--- Start MATERIAL PROVIDED ---

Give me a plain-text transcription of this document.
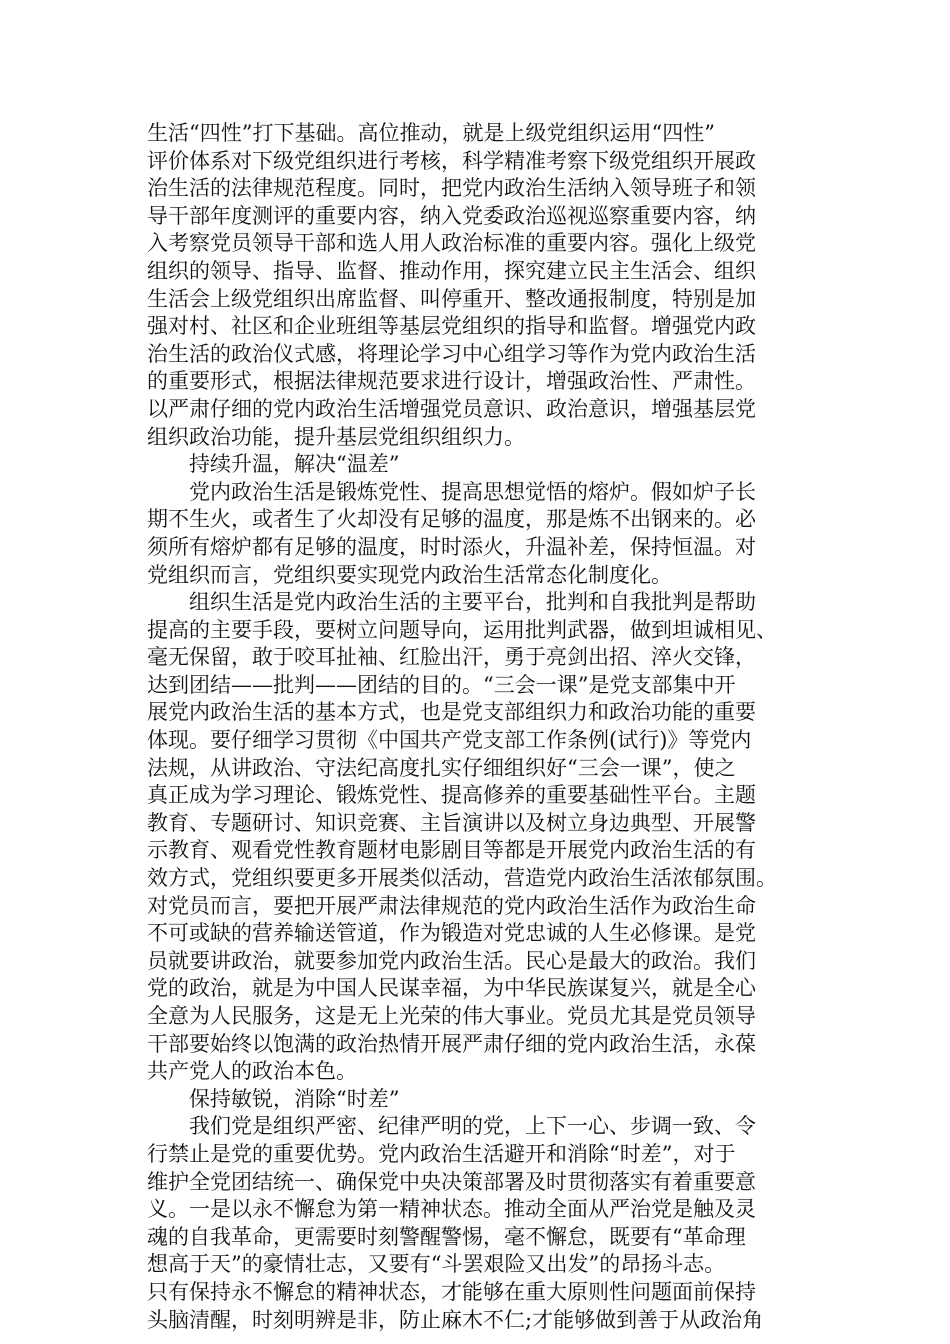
生活“四性”打下基础。高位推动，就是上级党组织运用“四性”
评价体系对下级党组织进行考核，科学精准考察下级党组织开展政
治生活的法律规范程度。同时，把党内政治生活纳入领导班子和领
导干部年度测评的重要内容，纳入党委政治巡视巡察重要内容，纳
入考察党员领导干部和选人用人政治标准的重要内容。强化上级党
组织的领导、指导、监督、推动作用，探究建立民主生活会、组织
生活会上级党组织出席监督、叫停重开、整改通报制度，特别是加
强对村、社区和企业班组等基层党组织的指导和监督。增强党内政
治生活的政治仪式感，将理论学习中心组学习等作为党内政治生活
的重要形式，根据法律规范要求进行设计，增强政治性、严肃性。
以严肃仔细的党内政治生活增强党员意识、政治意识，增强基层党
组织政治功能，提升基层党组织组织力。
持续升温，解决“温差”
　　党内政治生活是锻炼党性、提高思想觉悟的熔炉。假如炉子长
期不生火，或者生了火却没有足够的温度，那是炼不出钢来的。必
须所有熔炉都有足够的温度，时时添火，升温补差，保持恒温。对
党组织而言，党组织要实现党内政治生活常态化制度化。
　　组织生活是党内政治生活的主要平台，批判和自我批判是帮助
提高的主要手段，要树立问题导向，运用批判武器，做到坦诚相见、
毫无保留，敢于咬耳扯袖、红脸出汗，勇于亮剑出招、淬火交锋，
达到团结——批判——团结的目的。“三会一课”是党支部集中开
展党内政治生活的基本方式，也是党支部组织力和政治功能的重要
体现。要仔细学习贯彻《中国共产党支部工作条例(试行)》等党内
法规，从讲政治、守法纪高度扎实仔细组织好“三会一课”，使之
真正成为学习理论、锻炼党性、提高修养的重要基础性平台。主题
教育、专题研讨、知识竞赛、主旨演讲以及树立身边典型、开展警
示教育、观看党性教育题材电影剧目等都是开展党内政治生活的有
效方式，党组织要更多开展类似活动，营造党内政治生活浓郁氛围。
对党员而言，要把开展严肃法律规范的党内政治生活作为政治生命
不可或缺的营养输送管道，作为锻造对党忠诚的人生必修课。是党
员就要讲政治，就要参加党内政治生活。民心是最大的政治。我们
党的政治，就是为中国人民谋幸福，为中华民族谋复兴，就是全心
全意为人民服务，这是无上光荣的伟大事业。党员尤其是党员领导
干部要始终以饱满的政治热情开展严肃仔细的党内政治生活，永葆
共产党人的政治本色。
保持敏锐，消除“时差”
　　我们党是组织严密、纪律严明的党，上下一心、步调一致、令
行禁止是党的重要优势。党内政治生活避开和消除“时差”，对于
维护全党团结统一、确保党中央决策部署及时贯彻落实有着重要意
义。一是以永不懈怠为第一精神状态。推动全面从严治党是触及灵
魂的自我革命，更需要时刻警醒警惕，毫不懈怠，既要有“革命理
想高于天”的豪情壮志，又要有“斗罢艰险又出发”的昂扬斗志。
只有保持永不懈怠的精神状态，才能够在重大原则性问题面前保持
头脑清醒，时刻明辨是非，防止麻木不仁;才能够做到善于从政治角
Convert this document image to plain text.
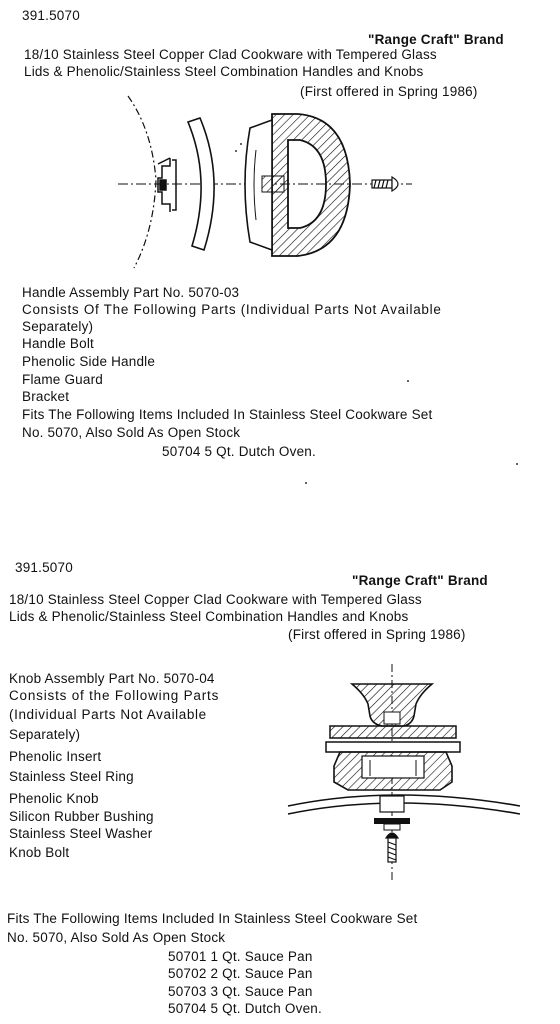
391.5070
"Range Craft" Brand
18/10 Stainless Steel Copper Clad Cookware with Tempered Glass
Lids & Phenolic/Stainless Steel Combination Handles and Knobs
(First offered in Spring 1986)
Handle Assembly Part No. 5070-03
Consists Of The Following Parts (Individual Parts Not Available
Separately)
Handle Bolt
Phenolic Side Handle
Flame Guard
Bracket
Fits The Following Items Included In Stainless Steel Cookware Set
No. 5070, Also Sold As Open Stock
50704 5 Qt. Dutch Oven.
391.5070
"Range Craft" Brand
18/10 Stainless Steel Copper Clad Cookware with Tempered Glass
Lids & Phenolic/Stainless Steel Combination Handles and Knobs
(First offered in Spring 1986)
Knob Assembly Part No. 5070-04
Consists of the Following Parts
(Individual Parts Not Available
Separately)
Phenolic Insert
Stainless Steel Ring
Phenolic Knob
Silicon Rubber Bushing
Stainless Steel Washer
Knob Bolt
Fits The Following Items Included In Stainless Steel Cookware Set
No. 5070, Also Sold As Open Stock
50701 1 Qt. Sauce Pan
50702 2 Qt. Sauce Pan
50703 3 Qt. Sauce Pan
50704 5 Qt. Dutch Oven.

--- End MATERIAL PROVIDED ---

▶ [INSTRUCTION] Write out the lines of the listing from the one that holds "Convert this document image to plain text." to the very last line, both included, exactly as they appear and without any pictures.

▶ [EXPECTED ANSWER]
Convert this document image to plain text.
391.5070
"Range Craft" Brand
18/10 Stainless Steel Copper Clad Cookware with Tempered Glass
Lids & Phenolic/Stainless Steel Combination Handles and Knobs
(First offered in Spring 1986)
Handle Assembly Part No. 5070-03
Consists Of The Following Parts (Individual Parts Not Available
Separately)
Handle Bolt
Phenolic Side Handle
Flame Guard
Bracket
Fits The Following Items Included In Stainless Steel Cookware Set
No. 5070, Also Sold As Open Stock
50704 5 Qt. Dutch Oven.
391.5070
"Range Craft" Brand
18/10 Stainless Steel Copper Clad Cookware with Tempered Glass
Lids & Phenolic/Stainless Steel Combination Handles and Knobs
(First offered in Spring 1986)
Knob Assembly Part No. 5070-04
Consists of the Following Parts
(Individual Parts Not Available
Separately)
Phenolic Insert
Stainless Steel Ring
Phenolic Knob
Silicon Rubber Bushing
Stainless Steel Washer
Knob Bolt
Fits The Following Items Included In Stainless Steel Cookware Set
No. 5070, Also Sold As Open Stock
50701 1 Qt. Sauce Pan
50702 2 Qt. Sauce Pan
50703 3 Qt. Sauce Pan
50704 5 Qt. Dutch Oven.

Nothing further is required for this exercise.